Sift the listing for lines that hold the string "clave" and pull them out.

** START Given records **

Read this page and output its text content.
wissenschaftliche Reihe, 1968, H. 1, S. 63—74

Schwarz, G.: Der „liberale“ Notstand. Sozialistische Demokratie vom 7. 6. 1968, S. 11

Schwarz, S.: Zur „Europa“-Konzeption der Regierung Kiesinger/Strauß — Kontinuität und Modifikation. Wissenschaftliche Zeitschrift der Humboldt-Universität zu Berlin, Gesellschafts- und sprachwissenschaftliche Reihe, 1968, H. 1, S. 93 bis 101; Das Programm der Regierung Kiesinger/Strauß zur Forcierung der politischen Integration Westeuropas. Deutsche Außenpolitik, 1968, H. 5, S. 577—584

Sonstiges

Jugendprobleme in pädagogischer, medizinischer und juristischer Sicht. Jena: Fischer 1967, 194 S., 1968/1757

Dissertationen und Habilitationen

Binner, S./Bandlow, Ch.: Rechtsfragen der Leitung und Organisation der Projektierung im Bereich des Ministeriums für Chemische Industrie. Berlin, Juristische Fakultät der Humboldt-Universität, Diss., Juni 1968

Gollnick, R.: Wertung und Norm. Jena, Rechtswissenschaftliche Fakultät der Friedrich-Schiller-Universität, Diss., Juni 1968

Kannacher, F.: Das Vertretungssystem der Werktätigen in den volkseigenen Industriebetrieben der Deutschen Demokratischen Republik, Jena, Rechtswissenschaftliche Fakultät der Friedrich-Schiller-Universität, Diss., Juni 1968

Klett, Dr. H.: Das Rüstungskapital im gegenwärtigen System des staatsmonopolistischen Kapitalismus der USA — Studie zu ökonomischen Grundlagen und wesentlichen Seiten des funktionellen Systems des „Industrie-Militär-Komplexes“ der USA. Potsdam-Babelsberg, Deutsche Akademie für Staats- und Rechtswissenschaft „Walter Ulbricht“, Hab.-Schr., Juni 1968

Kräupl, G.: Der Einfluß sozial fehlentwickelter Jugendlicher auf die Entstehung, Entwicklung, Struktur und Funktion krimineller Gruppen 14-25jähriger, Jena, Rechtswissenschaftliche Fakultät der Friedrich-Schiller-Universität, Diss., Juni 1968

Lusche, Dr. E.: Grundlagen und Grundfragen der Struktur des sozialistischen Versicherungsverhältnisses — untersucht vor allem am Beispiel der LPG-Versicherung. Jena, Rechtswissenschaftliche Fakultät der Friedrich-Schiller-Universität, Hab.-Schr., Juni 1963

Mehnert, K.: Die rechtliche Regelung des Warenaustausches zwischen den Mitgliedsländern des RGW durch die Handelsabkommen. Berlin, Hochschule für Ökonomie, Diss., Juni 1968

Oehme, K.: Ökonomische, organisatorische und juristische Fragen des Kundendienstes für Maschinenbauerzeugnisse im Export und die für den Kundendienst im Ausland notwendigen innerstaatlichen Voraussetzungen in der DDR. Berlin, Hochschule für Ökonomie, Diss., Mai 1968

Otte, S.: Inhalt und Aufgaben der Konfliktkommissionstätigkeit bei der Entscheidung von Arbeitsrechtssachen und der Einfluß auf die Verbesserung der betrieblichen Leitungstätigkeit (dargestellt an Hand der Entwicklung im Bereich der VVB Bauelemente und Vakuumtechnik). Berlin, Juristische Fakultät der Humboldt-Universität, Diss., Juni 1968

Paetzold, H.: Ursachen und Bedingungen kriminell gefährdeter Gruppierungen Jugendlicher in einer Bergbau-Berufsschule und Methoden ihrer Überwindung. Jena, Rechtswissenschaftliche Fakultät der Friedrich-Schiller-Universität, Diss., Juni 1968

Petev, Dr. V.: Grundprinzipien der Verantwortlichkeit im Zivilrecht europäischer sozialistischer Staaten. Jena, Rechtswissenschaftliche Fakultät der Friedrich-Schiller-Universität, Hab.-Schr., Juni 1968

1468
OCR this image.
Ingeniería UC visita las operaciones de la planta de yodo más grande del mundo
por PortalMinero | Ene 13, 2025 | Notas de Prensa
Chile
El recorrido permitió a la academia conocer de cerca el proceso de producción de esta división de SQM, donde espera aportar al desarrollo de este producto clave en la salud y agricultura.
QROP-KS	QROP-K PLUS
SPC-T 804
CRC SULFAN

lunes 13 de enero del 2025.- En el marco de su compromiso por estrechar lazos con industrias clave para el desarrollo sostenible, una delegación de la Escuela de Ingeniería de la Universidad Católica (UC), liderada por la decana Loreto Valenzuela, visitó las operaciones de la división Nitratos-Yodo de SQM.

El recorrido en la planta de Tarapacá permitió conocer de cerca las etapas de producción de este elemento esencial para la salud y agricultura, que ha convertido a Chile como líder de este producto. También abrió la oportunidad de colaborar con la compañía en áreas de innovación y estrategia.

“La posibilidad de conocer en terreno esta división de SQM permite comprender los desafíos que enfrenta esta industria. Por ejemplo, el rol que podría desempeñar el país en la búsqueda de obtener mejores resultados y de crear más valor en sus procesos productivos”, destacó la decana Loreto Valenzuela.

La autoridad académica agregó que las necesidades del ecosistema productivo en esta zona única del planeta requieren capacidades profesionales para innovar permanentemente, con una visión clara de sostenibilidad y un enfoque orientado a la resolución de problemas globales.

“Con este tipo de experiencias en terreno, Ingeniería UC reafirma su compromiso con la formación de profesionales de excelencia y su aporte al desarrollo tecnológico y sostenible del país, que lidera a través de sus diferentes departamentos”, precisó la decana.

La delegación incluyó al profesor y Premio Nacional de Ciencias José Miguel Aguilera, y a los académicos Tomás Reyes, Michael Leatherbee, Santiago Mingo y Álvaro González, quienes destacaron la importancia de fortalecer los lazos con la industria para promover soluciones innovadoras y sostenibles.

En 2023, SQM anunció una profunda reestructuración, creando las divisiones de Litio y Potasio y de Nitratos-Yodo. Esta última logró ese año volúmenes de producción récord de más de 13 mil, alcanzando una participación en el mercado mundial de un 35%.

** END Given records **

> Exercise result:
El recorrido permitió a la academia conocer de cerca el proceso de producción de esta división de SQM, donde espera aportar al desarrollo de este producto clave en la salud y agricultura.
lunes 13 de enero del 2025.- En el marco de su compromiso por estrechar lazos con industrias clave para el desarrollo sostenible, una delegación de la Escuela de Ingeniería de la Universidad Católica (UC), liderada por la decana Loreto Valenzuela, visitó las operaciones de la división Nitratos-Yodo de SQM.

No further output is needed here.